Print out the material that follows word for word.

(Entries with figure data)
-- start --
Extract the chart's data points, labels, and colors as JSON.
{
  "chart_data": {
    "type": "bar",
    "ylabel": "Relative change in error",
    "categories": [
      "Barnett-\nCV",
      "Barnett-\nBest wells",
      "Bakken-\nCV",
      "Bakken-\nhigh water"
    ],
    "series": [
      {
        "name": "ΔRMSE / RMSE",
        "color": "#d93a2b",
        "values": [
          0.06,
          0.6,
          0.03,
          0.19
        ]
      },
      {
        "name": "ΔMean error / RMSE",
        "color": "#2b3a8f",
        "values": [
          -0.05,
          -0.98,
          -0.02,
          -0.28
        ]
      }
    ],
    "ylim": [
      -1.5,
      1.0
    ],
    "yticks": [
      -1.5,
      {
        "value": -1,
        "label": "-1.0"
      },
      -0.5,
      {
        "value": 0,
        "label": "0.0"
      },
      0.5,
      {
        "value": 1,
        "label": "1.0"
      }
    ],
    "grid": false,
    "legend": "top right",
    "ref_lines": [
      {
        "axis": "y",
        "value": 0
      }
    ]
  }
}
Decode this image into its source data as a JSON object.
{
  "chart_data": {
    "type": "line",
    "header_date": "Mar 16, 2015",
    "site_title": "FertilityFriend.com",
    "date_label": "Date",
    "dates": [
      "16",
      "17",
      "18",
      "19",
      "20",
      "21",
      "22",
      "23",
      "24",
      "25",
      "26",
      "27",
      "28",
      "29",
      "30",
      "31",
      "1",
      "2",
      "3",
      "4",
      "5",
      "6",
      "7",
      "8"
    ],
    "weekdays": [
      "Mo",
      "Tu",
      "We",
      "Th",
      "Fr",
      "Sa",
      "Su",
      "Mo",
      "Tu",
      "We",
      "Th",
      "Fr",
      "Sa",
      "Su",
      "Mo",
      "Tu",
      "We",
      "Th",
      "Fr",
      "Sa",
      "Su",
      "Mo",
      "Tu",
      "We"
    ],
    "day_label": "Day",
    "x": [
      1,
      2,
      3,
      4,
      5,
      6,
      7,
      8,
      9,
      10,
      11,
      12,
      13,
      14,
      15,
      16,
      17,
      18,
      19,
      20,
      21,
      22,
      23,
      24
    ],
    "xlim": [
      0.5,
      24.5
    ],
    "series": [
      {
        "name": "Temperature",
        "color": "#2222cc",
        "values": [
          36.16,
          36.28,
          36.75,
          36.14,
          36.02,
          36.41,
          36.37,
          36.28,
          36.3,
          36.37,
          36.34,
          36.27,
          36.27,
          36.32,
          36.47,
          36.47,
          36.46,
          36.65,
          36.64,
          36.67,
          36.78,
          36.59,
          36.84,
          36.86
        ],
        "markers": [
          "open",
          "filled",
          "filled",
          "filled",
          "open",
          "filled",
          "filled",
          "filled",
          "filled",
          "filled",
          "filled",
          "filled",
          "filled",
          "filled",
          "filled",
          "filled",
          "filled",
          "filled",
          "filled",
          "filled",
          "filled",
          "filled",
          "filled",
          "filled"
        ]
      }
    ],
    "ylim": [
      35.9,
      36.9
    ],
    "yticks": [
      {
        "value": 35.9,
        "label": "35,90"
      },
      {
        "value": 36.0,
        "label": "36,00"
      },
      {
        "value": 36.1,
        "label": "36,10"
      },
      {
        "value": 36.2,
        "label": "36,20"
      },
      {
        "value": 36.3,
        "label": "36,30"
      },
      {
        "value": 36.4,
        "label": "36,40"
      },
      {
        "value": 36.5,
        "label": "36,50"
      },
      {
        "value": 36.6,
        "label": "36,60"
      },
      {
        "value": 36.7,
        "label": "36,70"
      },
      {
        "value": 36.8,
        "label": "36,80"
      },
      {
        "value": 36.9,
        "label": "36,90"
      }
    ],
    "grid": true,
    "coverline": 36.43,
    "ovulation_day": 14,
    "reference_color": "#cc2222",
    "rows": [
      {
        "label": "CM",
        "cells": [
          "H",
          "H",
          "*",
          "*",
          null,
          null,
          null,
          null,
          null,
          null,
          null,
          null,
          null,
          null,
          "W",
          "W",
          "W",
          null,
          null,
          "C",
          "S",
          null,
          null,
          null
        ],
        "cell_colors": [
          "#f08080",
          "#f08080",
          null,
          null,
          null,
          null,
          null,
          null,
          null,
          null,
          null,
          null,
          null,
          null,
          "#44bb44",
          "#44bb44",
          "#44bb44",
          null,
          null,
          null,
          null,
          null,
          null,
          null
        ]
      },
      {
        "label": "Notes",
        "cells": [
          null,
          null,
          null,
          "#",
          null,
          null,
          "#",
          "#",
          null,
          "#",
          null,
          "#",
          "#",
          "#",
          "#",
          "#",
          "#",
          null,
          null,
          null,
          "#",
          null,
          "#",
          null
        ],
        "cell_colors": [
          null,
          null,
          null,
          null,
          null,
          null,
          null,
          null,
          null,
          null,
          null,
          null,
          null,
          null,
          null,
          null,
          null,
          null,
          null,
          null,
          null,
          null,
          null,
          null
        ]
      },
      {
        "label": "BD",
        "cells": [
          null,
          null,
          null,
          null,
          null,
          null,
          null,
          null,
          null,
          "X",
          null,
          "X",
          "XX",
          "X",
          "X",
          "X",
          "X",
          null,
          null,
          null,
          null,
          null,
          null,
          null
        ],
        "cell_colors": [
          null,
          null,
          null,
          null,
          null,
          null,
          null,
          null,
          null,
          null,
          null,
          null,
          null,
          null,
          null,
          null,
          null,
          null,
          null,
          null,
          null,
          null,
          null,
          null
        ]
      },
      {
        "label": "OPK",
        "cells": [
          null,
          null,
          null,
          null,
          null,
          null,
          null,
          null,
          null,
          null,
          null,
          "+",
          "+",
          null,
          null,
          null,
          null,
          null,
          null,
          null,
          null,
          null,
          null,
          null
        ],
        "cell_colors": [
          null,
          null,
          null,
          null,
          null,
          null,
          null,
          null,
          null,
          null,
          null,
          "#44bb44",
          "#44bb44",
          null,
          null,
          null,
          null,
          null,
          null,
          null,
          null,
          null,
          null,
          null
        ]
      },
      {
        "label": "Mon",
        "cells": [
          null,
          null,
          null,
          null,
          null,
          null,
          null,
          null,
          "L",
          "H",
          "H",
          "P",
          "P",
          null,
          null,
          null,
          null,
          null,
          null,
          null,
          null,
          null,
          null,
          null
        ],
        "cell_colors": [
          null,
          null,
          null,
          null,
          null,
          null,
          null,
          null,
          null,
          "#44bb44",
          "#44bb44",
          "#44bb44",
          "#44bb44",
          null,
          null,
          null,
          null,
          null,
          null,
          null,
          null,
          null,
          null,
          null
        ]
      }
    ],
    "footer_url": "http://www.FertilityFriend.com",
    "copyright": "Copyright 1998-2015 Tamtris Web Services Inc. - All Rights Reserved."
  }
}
-- end --
_Reply to the exercise_.
Extract the chart's data points, labels, and colors as JSON.
{
  "chart_data": {
    "type": "bar",
    "ylabel": "Relative change in error",
    "categories": [
      "Barnett-\nCV",
      "Barnett-\nBest wells",
      "Bakken-\nCV",
      "Bakken-\nhigh water"
    ],
    "series": [
      {
        "name": "ΔRMSE / RMSE",
        "color": "#d93a2b",
        "values": [
          0.06,
          0.6,
          0.03,
          0.19
        ]
      },
      {
        "name": "ΔMean error / RMSE",
        "color": "#2b3a8f",
        "values": [
          -0.05,
          -0.98,
          -0.02,
          -0.28
        ]
      }
    ],
    "ylim": [
      -1.5,
      1.0
    ],
    "yticks": [
      -1.5,
      {
        "value": -1,
        "label": "-1.0"
      },
      -0.5,
      {
        "value": 0,
        "label": "0.0"
      },
      0.5,
      {
        "value": 1,
        "label": "1.0"
      }
    ],
    "grid": false,
    "legend": "top right",
    "ref_lines": [
      {
        "axis": "y",
        "value": 0
      }
    ]
  }
}
Decode this image into its source data as a JSON object.
{
  "chart_data": {
    "type": "line",
    "header_date": "Mar 16, 2015",
    "site_title": "FertilityFriend.com",
    "date_label": "Date",
    "dates": [
      "16",
      "17",
      "18",
      "19",
      "20",
      "21",
      "22",
      "23",
      "24",
      "25",
      "26",
      "27",
      "28",
      "29",
      "30",
      "31",
      "1",
      "2",
      "3",
      "4",
      "5",
      "6",
      "7",
      "8"
    ],
    "weekdays": [
      "Mo",
      "Tu",
      "We",
      "Th",
      "Fr",
      "Sa",
      "Su",
      "Mo",
      "Tu",
      "We",
      "Th",
      "Fr",
      "Sa",
      "Su",
      "Mo",
      "Tu",
      "We",
      "Th",
      "Fr",
      "Sa",
      "Su",
      "Mo",
      "Tu",
      "We"
    ],
    "day_label": "Day",
    "x": [
      1,
      2,
      3,
      4,
      5,
      6,
      7,
      8,
      9,
      10,
      11,
      12,
      13,
      14,
      15,
      16,
      17,
      18,
      19,
      20,
      21,
      22,
      23,
      24
    ],
    "xlim": [
      0.5,
      24.5
    ],
    "series": [
      {
        "name": "Temperature",
        "color": "#2222cc",
        "values": [
          36.16,
          36.28,
          36.75,
          36.14,
          36.02,
          36.41,
          36.37,
          36.28,
          36.3,
          36.37,
          36.34,
          36.27,
          36.27,
          36.32,
          36.47,
          36.47,
          36.46,
          36.65,
          36.64,
          36.67,
          36.78,
          36.59,
          36.84,
          36.86
        ],
        "markers": [
          "open",
          "filled",
          "filled",
          "filled",
          "open",
          "filled",
          "filled",
          "filled",
          "filled",
          "filled",
          "filled",
          "filled",
          "filled",
          "filled",
          "filled",
          "filled",
          "filled",
          "filled",
          "filled",
          "filled",
          "filled",
          "filled",
          "filled",
          "filled"
        ]
      }
    ],
    "ylim": [
      35.9,
      36.9
    ],
    "yticks": [
      {
        "value": 35.9,
        "label": "35,90"
      },
      {
        "value": 36.0,
        "label": "36,00"
      },
      {
        "value": 36.1,
        "label": "36,10"
      },
      {
        "value": 36.2,
        "label": "36,20"
      },
      {
        "value": 36.3,
        "label": "36,30"
      },
      {
        "value": 36.4,
        "label": "36,40"
      },
      {
        "value": 36.5,
        "label": "36,50"
      },
      {
        "value": 36.6,
        "label": "36,60"
      },
      {
        "value": 36.7,
        "label": "36,70"
      },
      {
        "value": 36.8,
        "label": "36,80"
      },
      {
        "value": 36.9,
        "label": "36,90"
      }
    ],
    "grid": true,
    "coverline": 36.43,
    "ovulation_day": 14,
    "reference_color": "#cc2222",
    "rows": [
      {
        "label": "CM",
        "cells": [
          "H",
          "H",
          "*",
          "*",
          null,
          null,
          null,
          null,
          null,
          null,
          null,
          null,
          null,
          null,
          "W",
          "W",
          "W",
          null,
          null,
          "C",
          "S",
          null,
          null,
          null
        ],
        "cell_colors": [
          "#f08080",
          "#f08080",
          null,
          null,
          null,
          null,
          null,
          null,
          null,
          null,
          null,
          null,
          null,
          null,
          "#44bb44",
          "#44bb44",
          "#44bb44",
          null,
          null,
          null,
          null,
          null,
          null,
          null
        ]
      },
      {
        "label": "Notes",
        "cells": [
          null,
          null,
          null,
          "#",
          null,
          null,
          "#",
          "#",
          null,
          "#",
          null,
          "#",
          "#",
          "#",
          "#",
          "#",
          "#",
          null,
          null,
          null,
          "#",
          null,
          "#",
          null
        ],
        "cell_colors": [
          null,
          null,
          null,
          null,
          null,
          null,
          null,
          null,
          null,
          null,
          null,
          null,
          null,
          null,
          null,
          null,
          null,
          null,
          null,
          null,
          null,
          null,
          null,
          null
        ]
      },
      {
        "label": "BD",
        "cells": [
          null,
          null,
          null,
          null,
          null,
          null,
          null,
          null,
          null,
          "X",
          null,
          "X",
          "XX",
          "X",
          "X",
          "X",
          "X",
          null,
          null,
          null,
          null,
          null,
          null,
          null
        ],
        "cell_colors": [
          null,
          null,
          null,
          null,
          null,
          null,
          null,
          null,
          null,
          null,
          null,
          null,
          null,
          null,
          null,
          null,
          null,
          null,
          null,
          null,
          null,
          null,
          null,
          null
        ]
      },
      {
        "label": "OPK",
        "cells": [
          null,
          null,
          null,
          null,
          null,
          null,
          null,
          null,
          null,
          null,
          null,
          "+",
          "+",
          null,
          null,
          null,
          null,
          null,
          null,
          null,
          null,
          null,
          null,
          null
        ],
        "cell_colors": [
          null,
          null,
          null,
          null,
          null,
          null,
          null,
          null,
          null,
          null,
          null,
          "#44bb44",
          "#44bb44",
          null,
          null,
          null,
          null,
          null,
          null,
          null,
          null,
          null,
          null,
          null
        ]
      },
      {
        "label": "Mon",
        "cells": [
          null,
          null,
          null,
          null,
          null,
          null,
          null,
          null,
          "L",
          "H",
          "H",
          "P",
          "P",
          null,
          null,
          null,
          null,
          null,
          null,
          null,
          null,
          null,
          null,
          null
        ],
        "cell_colors": [
          null,
          null,
          null,
          null,
          null,
          null,
          null,
          null,
          null,
          "#44bb44",
          "#44bb44",
          "#44bb44",
          "#44bb44",
          null,
          null,
          null,
          null,
          null,
          null,
          null,
          null,
          null,
          null,
          null
        ]
      }
    ],
    "footer_url": "http://www.FertilityFriend.com",
    "copyright": "Copyright 1998-2015 Tamtris Web Services Inc. - All Rights Reserved."
  }
}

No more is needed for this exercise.